#### Records shown:
* * *
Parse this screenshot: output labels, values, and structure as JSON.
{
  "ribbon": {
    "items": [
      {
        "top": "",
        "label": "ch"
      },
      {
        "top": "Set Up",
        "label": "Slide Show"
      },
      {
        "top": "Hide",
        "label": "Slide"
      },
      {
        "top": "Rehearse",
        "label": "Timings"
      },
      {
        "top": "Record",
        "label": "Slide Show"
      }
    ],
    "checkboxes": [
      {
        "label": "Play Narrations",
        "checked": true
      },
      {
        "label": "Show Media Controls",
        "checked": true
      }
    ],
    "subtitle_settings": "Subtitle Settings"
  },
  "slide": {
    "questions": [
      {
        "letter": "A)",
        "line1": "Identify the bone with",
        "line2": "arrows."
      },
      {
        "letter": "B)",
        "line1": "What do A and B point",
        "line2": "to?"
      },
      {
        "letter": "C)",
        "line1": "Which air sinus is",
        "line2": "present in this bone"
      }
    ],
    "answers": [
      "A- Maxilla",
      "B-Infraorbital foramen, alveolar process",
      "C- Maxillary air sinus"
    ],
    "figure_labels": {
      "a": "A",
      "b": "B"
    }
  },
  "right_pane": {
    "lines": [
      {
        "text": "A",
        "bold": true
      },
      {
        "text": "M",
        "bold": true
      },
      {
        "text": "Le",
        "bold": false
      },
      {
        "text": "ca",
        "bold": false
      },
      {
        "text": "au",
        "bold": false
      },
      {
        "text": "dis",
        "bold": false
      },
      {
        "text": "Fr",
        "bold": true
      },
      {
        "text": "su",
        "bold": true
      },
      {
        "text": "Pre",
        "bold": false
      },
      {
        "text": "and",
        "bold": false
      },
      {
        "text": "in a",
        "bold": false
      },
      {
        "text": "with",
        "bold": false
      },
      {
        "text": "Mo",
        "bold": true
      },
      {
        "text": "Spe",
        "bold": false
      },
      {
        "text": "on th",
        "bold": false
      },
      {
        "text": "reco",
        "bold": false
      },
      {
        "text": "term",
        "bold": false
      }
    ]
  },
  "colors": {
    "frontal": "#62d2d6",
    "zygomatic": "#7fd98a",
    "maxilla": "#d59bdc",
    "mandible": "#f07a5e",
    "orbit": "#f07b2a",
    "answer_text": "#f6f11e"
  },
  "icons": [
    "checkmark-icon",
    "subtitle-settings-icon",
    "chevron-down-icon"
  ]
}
* * *
#### Work required:
Transcribe every line of the data, exactly as it stands.

#### Correct answer:
Parse this screenshot: output labels, values, and structure as JSON.
{
  "ribbon": {
    "items": [
      {
        "top": "",
        "label": "ch"
      },
      {
        "top": "Set Up",
        "label": "Slide Show"
      },
      {
        "top": "Hide",
        "label": "Slide"
      },
      {
        "top": "Rehearse",
        "label": "Timings"
      },
      {
        "top": "Record",
        "label": "Slide Show"
      }
    ],
    "checkboxes": [
      {
        "label": "Play Narrations",
        "checked": true
      },
      {
        "label": "Show Media Controls",
        "checked": true
      }
    ],
    "subtitle_settings": "Subtitle Settings"
  },
  "slide": {
    "questions": [
      {
        "letter": "A)",
        "line1": "Identify the bone with",
        "line2": "arrows."
      },
      {
        "letter": "B)",
        "line1": "What do A and B point",
        "line2": "to?"
      },
      {
        "letter": "C)",
        "line1": "Which air sinus is",
        "line2": "present in this bone"
      }
    ],
    "answers": [
      "A- Maxilla",
      "B-Infraorbital foramen, alveolar process",
      "C- Maxillary air sinus"
    ],
    "figure_labels": {
      "a": "A",
      "b": "B"
    }
  },
  "right_pane": {
    "lines": [
      {
        "text": "A",
        "bold": true
      },
      {
        "text": "M",
        "bold": true
      },
      {
        "text": "Le",
        "bold": false
      },
      {
        "text": "ca",
        "bold": false
      },
      {
        "text": "au",
        "bold": false
      },
      {
        "text": "dis",
        "bold": false
      },
      {
        "text": "Fr",
        "bold": true
      },
      {
        "text": "su",
        "bold": true
      },
      {
        "text": "Pre",
        "bold": false
      },
      {
        "text": "and",
        "bold": false
      },
      {
        "text": "in a",
        "bold": false
      },
      {
        "text": "with",
        "bold": false
      },
      {
        "text": "Mo",
        "bold": true
      },
      {
        "text": "Spe",
        "bold": false
      },
      {
        "text": "on th",
        "bold": false
      },
      {
        "text": "reco",
        "bold": false
      },
      {
        "text": "term",
        "bold": false
      }
    ]
  },
  "colors": {
    "frontal": "#62d2d6",
    "zygomatic": "#7fd98a",
    "maxilla": "#d59bdc",
    "mandible": "#f07a5e",
    "orbit": "#f07b2a",
    "answer_text": "#f6f11e"
  },
  "icons": [
    "checkmark-icon",
    "subtitle-settings-icon",
    "chevron-down-icon"
  ]
}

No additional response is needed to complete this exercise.